▶ What the exercise asks: Images must not appear in your copy; reproduce every other part of the records exactly.

▶ Input for this task:

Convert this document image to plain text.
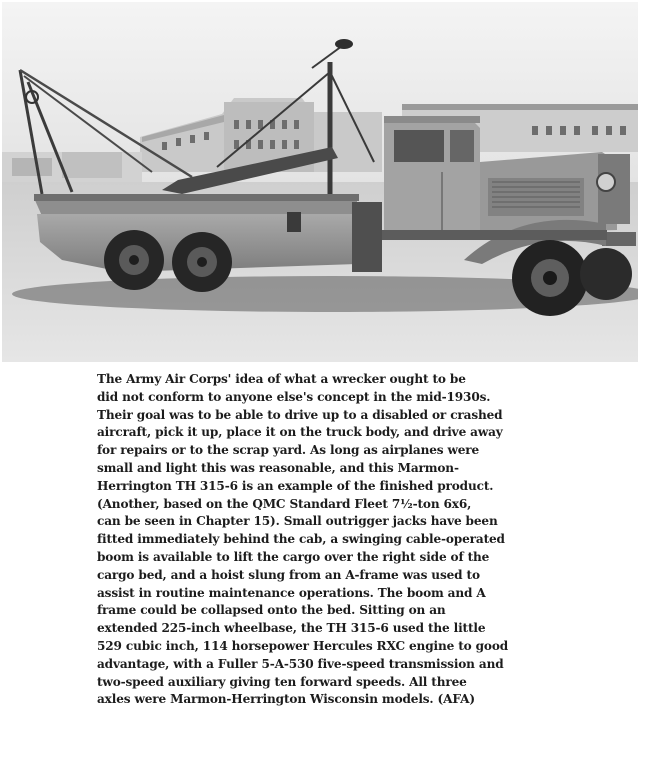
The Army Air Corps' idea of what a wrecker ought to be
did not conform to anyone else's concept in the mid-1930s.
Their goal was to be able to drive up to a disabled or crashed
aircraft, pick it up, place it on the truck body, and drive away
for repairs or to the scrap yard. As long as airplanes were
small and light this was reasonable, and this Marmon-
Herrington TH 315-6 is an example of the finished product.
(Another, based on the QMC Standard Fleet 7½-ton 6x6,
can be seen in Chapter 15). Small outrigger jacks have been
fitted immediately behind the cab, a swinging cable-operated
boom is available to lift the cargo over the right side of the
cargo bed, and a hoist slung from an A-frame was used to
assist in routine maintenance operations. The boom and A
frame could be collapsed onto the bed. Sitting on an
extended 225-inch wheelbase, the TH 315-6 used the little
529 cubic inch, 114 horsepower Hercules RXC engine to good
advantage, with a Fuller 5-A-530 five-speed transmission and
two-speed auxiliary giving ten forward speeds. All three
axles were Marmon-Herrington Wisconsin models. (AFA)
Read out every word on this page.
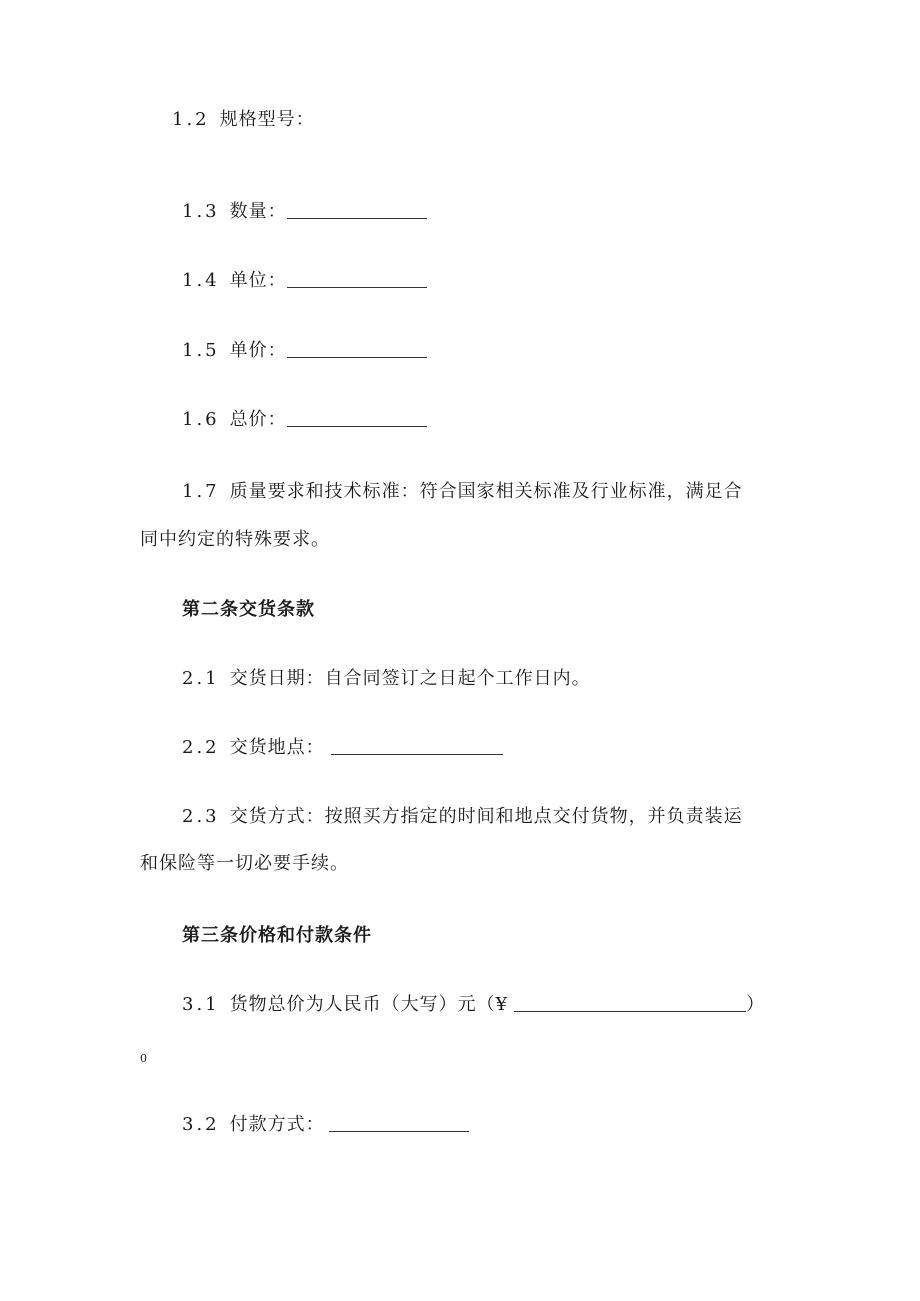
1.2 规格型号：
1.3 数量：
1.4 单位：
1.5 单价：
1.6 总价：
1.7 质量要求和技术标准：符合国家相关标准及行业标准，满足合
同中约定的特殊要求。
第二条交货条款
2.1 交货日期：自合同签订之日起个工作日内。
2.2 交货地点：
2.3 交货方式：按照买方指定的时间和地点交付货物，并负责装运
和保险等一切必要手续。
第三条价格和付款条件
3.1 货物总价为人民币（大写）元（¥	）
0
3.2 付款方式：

▶ Expected answer:
Convert this document image to plain text.
The Army Air Corps' idea of what a wrecker ought to be
did not conform to anyone else's concept in the mid-1930s.
Their goal was to be able to drive up to a disabled or crashed
aircraft, pick it up, place it on the truck body, and drive away
for repairs or to the scrap yard. As long as airplanes were
small and light this was reasonable, and this Marmon-
Herrington TH 315-6 is an example of the finished product.
(Another, based on the QMC Standard Fleet 7½-ton 6x6,
can be seen in Chapter 15). Small outrigger jacks have been
fitted immediately behind the cab, a swinging cable-operated
boom is available to lift the cargo over the right side of the
cargo bed, and a hoist slung from an A-frame was used to
assist in routine maintenance operations. The boom and A
frame could be collapsed onto the bed. Sitting on an
extended 225-inch wheelbase, the TH 315-6 used the little
529 cubic inch, 114 horsepower Hercules RXC engine to good
advantage, with a Fuller 5-A-530 five-speed transmission and
two-speed auxiliary giving ten forward speeds. All three
axles were Marmon-Herrington Wisconsin models. (AFA)
Read out every word on this page.
1.2 规格型号：
1.3 数量：
1.4 单位：
1.5 单价：
1.6 总价：
1.7 质量要求和技术标准：符合国家相关标准及行业标准，满足合
同中约定的特殊要求。
第二条交货条款
2.1 交货日期：自合同签订之日起个工作日内。
2.2 交货地点：
2.3 交货方式：按照买方指定的时间和地点交付货物，并负责装运
和保险等一切必要手续。
第三条价格和付款条件
3.1 货物总价为人民币（大写）元（¥	）
0
3.2 付款方式：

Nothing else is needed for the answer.